> Written instruction: List each line of the data that holds the word "JSON".
───── Provided records ─────
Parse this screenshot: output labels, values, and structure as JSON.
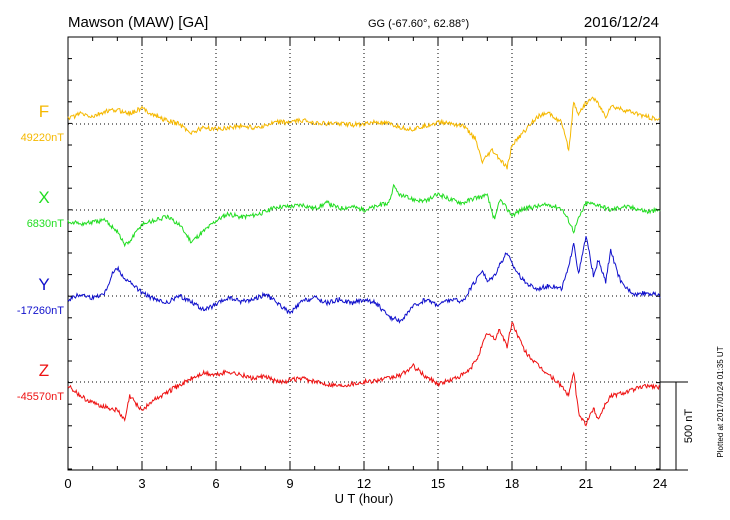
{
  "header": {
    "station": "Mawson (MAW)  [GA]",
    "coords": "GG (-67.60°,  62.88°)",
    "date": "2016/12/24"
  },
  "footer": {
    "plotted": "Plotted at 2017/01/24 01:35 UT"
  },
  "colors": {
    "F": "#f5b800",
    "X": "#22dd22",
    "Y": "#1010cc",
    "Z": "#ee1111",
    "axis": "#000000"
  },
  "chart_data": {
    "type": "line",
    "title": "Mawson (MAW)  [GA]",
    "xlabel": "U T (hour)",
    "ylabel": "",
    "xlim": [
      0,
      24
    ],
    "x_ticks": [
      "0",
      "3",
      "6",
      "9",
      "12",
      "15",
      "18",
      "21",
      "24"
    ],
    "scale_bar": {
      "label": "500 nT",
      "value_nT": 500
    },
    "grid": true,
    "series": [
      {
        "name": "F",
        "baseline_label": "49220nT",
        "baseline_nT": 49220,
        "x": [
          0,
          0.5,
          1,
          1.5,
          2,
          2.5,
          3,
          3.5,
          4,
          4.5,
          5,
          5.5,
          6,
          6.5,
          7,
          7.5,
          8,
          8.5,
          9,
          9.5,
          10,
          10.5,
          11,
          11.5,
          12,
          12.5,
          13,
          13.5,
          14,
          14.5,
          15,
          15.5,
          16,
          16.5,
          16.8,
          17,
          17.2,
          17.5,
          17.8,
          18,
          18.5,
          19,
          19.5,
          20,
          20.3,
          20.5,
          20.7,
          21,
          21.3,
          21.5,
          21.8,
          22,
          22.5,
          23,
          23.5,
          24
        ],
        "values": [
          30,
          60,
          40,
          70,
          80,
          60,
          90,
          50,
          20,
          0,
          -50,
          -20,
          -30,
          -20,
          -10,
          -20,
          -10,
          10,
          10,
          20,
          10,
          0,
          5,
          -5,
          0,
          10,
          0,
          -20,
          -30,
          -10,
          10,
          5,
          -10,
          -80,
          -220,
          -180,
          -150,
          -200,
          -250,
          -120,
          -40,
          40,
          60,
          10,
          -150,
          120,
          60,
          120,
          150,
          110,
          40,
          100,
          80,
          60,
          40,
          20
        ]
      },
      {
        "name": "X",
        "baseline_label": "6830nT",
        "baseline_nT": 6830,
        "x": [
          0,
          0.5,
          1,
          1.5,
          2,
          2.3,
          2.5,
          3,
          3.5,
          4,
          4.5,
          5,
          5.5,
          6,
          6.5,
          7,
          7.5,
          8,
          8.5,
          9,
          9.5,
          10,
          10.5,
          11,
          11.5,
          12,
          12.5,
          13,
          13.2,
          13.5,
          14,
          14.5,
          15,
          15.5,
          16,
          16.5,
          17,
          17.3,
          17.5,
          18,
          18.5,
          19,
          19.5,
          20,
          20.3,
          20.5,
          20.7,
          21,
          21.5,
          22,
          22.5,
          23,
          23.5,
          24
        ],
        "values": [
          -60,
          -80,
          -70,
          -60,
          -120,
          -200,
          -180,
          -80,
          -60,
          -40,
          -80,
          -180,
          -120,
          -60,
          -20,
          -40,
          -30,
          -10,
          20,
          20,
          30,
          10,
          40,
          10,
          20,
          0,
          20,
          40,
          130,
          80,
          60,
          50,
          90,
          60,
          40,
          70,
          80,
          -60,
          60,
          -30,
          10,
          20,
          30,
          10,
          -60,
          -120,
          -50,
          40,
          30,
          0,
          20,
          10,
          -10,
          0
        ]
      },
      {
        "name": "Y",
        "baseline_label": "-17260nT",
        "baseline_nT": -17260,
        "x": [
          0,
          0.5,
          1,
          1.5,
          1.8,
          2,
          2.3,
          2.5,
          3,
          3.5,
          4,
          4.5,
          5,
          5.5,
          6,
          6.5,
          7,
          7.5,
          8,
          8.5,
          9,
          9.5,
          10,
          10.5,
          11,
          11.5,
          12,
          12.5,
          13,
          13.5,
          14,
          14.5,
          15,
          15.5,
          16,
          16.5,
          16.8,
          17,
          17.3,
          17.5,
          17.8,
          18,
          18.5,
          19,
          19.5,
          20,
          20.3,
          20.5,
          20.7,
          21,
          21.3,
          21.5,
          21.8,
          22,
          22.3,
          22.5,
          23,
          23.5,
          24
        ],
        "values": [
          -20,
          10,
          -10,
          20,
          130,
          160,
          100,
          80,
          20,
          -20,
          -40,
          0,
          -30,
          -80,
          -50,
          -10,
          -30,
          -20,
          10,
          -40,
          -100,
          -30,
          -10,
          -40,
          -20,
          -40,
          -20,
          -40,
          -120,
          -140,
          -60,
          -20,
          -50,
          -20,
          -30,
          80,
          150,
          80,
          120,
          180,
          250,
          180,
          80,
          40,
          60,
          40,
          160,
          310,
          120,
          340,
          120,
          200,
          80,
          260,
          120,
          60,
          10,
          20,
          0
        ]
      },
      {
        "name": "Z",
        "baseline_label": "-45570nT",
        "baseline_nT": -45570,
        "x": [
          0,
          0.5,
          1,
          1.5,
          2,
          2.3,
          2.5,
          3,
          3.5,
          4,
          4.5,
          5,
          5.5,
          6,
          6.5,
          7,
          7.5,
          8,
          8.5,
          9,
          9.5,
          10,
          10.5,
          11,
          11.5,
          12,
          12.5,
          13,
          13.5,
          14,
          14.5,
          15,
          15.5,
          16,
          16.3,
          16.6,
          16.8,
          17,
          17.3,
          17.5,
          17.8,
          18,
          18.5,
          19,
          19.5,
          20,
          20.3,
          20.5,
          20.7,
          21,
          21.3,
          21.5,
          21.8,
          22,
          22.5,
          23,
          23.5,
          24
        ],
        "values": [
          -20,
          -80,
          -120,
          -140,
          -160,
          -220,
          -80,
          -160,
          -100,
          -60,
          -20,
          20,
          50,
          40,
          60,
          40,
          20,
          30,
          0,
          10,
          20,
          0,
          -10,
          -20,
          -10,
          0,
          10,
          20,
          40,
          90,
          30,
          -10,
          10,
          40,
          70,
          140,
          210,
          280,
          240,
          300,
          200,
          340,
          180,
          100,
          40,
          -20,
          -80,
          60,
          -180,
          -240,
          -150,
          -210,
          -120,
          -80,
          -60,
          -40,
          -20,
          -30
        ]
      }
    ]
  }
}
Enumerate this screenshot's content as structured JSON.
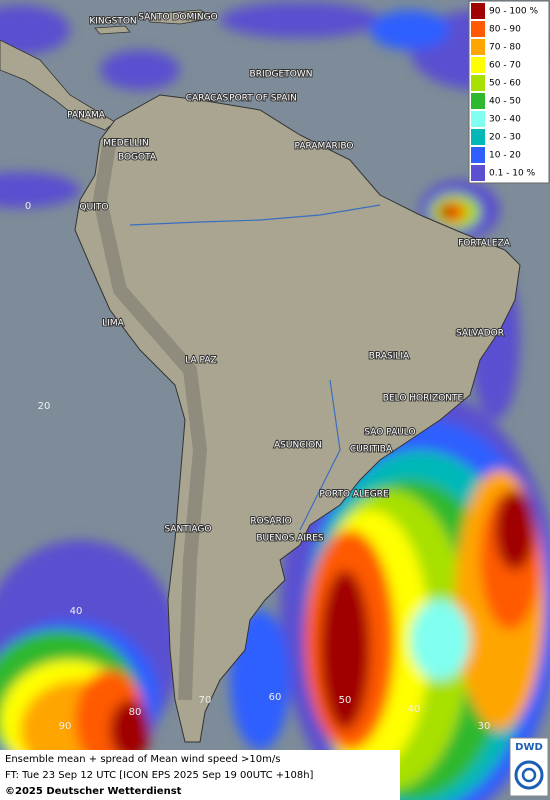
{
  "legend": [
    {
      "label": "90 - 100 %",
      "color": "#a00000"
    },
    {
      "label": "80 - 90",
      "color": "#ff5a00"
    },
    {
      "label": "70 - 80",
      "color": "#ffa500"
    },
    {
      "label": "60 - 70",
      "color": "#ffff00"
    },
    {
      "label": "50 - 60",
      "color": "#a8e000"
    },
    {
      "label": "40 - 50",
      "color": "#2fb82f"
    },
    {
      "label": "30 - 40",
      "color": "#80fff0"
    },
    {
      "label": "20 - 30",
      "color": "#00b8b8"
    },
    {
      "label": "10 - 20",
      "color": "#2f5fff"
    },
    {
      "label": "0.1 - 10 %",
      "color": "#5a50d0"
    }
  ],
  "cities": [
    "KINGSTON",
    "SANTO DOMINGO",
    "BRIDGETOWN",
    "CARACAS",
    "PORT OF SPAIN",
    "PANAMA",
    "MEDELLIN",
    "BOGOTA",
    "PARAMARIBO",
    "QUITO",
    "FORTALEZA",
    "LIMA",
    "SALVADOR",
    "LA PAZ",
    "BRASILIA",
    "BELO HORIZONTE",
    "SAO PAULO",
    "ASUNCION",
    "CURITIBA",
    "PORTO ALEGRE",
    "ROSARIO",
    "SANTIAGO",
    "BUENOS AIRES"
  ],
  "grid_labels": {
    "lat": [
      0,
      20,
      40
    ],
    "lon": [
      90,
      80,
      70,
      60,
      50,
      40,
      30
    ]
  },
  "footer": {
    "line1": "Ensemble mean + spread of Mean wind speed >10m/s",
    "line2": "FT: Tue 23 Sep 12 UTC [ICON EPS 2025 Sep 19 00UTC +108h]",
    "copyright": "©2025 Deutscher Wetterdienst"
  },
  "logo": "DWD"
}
─────
───── Provided records ─────
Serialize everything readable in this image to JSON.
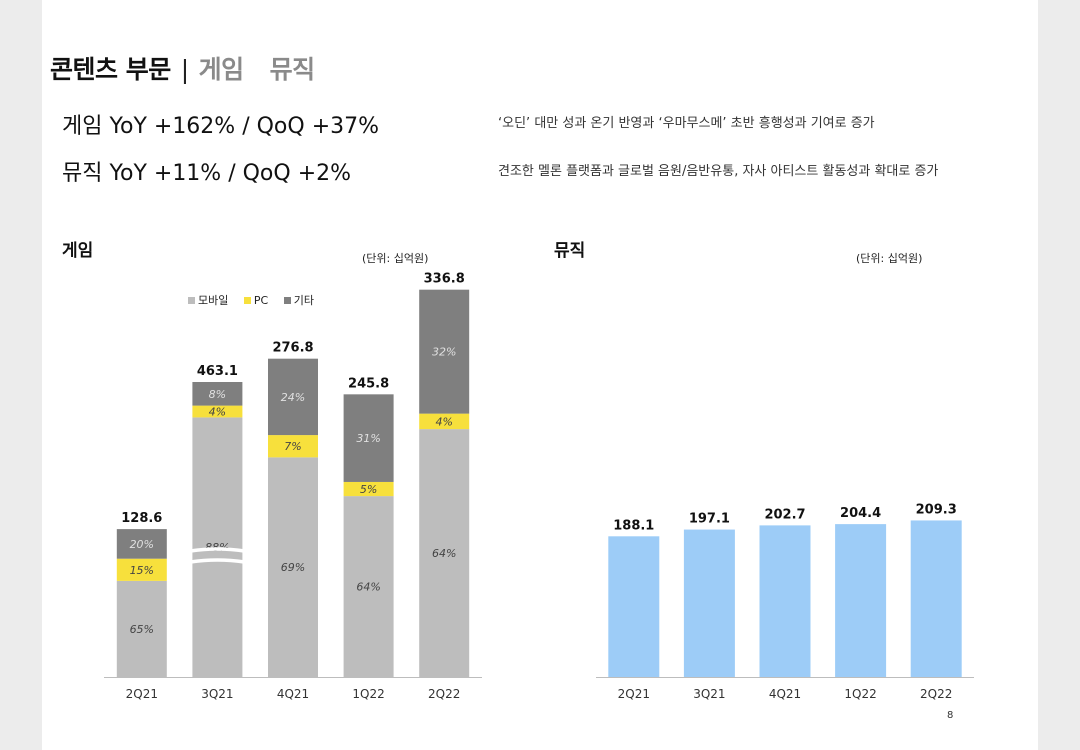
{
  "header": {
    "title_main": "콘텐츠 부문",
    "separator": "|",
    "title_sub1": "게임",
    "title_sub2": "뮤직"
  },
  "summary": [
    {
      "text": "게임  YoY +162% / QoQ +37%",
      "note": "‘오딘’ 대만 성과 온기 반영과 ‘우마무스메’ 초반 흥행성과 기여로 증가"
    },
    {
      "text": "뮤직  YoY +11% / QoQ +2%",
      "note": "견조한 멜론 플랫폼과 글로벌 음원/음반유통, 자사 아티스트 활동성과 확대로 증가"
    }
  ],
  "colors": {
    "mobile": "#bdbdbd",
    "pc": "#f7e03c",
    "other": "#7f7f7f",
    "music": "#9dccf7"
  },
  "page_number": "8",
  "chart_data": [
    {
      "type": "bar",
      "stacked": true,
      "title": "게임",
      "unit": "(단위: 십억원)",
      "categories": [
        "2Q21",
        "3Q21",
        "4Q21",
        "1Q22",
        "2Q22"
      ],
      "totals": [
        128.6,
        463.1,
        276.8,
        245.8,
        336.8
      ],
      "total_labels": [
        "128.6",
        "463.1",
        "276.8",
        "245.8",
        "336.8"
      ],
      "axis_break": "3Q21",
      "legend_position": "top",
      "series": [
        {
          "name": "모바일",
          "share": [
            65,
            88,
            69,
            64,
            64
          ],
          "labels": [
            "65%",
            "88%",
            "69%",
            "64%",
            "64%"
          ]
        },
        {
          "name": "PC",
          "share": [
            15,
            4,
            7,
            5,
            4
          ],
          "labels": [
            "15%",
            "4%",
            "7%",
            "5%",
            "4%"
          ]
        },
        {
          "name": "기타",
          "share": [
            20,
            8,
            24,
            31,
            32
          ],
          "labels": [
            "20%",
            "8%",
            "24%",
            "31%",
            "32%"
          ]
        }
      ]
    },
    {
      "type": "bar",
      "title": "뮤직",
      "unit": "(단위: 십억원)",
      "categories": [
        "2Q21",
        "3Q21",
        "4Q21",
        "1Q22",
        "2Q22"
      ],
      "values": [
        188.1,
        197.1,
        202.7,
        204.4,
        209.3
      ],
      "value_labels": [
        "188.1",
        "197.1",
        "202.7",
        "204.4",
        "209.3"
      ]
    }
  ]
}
─────
───── Provided records ─────
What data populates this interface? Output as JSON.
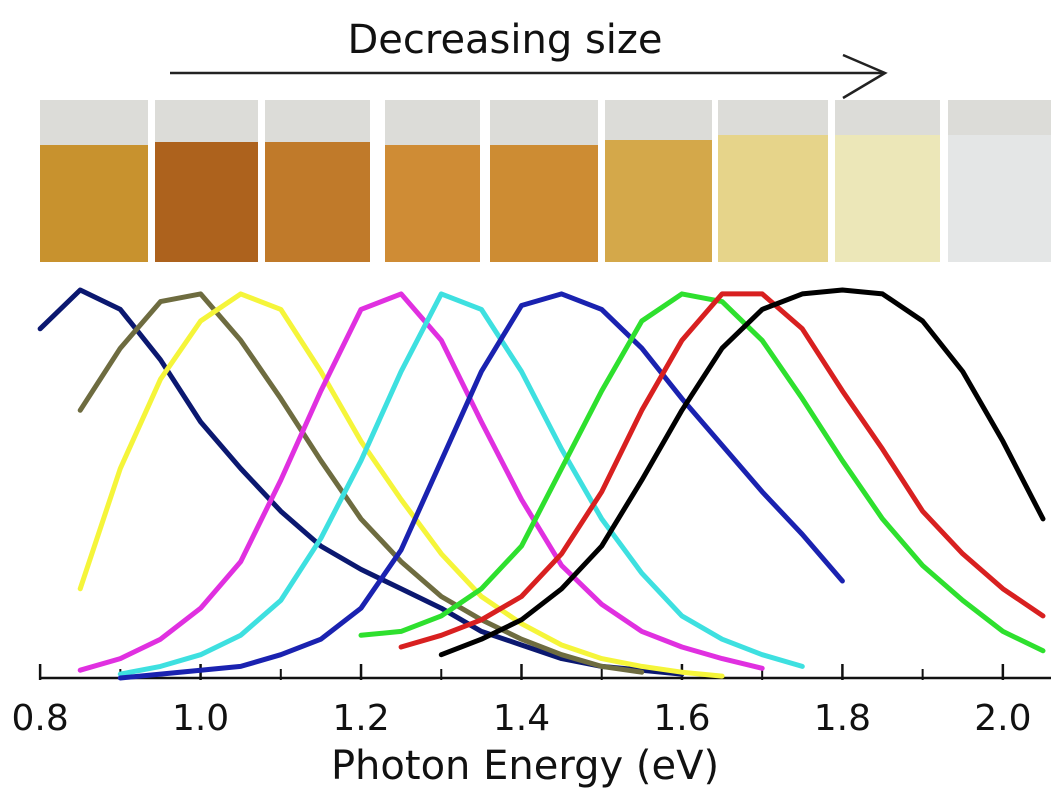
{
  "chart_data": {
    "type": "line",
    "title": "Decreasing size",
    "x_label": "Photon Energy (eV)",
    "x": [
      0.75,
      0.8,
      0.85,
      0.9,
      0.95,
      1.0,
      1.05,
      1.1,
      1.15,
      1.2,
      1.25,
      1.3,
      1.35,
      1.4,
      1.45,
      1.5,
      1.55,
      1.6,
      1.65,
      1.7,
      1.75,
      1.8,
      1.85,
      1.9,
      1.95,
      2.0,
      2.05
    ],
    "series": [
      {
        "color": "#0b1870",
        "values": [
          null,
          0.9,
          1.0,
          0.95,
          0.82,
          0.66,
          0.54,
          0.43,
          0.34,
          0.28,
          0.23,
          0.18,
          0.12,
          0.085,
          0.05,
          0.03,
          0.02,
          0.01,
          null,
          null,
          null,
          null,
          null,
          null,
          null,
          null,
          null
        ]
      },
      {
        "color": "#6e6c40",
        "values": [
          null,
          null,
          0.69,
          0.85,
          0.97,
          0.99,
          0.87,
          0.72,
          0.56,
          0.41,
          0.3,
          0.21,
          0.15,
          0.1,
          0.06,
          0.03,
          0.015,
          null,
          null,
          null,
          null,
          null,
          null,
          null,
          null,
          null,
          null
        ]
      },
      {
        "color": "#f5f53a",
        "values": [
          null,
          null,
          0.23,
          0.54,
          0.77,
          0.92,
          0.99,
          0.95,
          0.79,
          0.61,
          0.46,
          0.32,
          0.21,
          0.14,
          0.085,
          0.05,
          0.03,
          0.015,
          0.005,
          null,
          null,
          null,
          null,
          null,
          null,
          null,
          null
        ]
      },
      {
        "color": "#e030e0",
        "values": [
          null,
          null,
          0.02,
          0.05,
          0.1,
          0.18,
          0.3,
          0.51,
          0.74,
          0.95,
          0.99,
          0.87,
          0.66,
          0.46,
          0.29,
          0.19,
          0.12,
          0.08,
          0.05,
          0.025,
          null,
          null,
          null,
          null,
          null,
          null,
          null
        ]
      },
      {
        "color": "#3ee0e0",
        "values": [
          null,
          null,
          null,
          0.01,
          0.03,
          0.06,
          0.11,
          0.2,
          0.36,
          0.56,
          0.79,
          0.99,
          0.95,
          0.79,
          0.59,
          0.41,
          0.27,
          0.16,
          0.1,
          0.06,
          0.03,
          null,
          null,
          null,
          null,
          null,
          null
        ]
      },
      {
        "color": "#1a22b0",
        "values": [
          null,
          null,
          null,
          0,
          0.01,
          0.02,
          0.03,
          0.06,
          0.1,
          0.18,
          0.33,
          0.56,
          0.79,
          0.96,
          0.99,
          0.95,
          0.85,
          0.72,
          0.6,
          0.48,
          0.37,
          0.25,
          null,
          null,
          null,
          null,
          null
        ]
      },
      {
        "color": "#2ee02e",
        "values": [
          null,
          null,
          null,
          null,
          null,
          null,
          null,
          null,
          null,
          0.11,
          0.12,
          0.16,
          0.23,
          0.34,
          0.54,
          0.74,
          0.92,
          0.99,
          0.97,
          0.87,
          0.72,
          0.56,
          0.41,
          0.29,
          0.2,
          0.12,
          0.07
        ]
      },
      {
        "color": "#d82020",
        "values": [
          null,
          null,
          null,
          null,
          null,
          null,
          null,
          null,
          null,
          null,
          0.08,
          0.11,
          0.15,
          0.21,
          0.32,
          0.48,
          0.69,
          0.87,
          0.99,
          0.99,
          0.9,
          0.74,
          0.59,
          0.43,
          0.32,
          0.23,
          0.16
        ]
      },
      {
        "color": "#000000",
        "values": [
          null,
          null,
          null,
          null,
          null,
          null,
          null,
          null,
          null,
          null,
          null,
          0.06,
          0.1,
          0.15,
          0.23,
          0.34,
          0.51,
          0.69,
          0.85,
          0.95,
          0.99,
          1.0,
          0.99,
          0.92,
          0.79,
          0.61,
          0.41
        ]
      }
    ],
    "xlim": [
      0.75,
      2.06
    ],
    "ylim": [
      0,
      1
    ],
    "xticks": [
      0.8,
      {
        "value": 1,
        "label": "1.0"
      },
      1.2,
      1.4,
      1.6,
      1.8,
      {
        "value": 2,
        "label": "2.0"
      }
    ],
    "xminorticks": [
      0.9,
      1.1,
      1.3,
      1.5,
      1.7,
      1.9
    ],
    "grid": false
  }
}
─────
> Response below:
Parse this screenshot: output labels, values, and structure as JSON.
Enumerate this screenshot's content as structured JSON.
Serialize everything readable in this image to JSON.
What data populates this interface? Output as JSON.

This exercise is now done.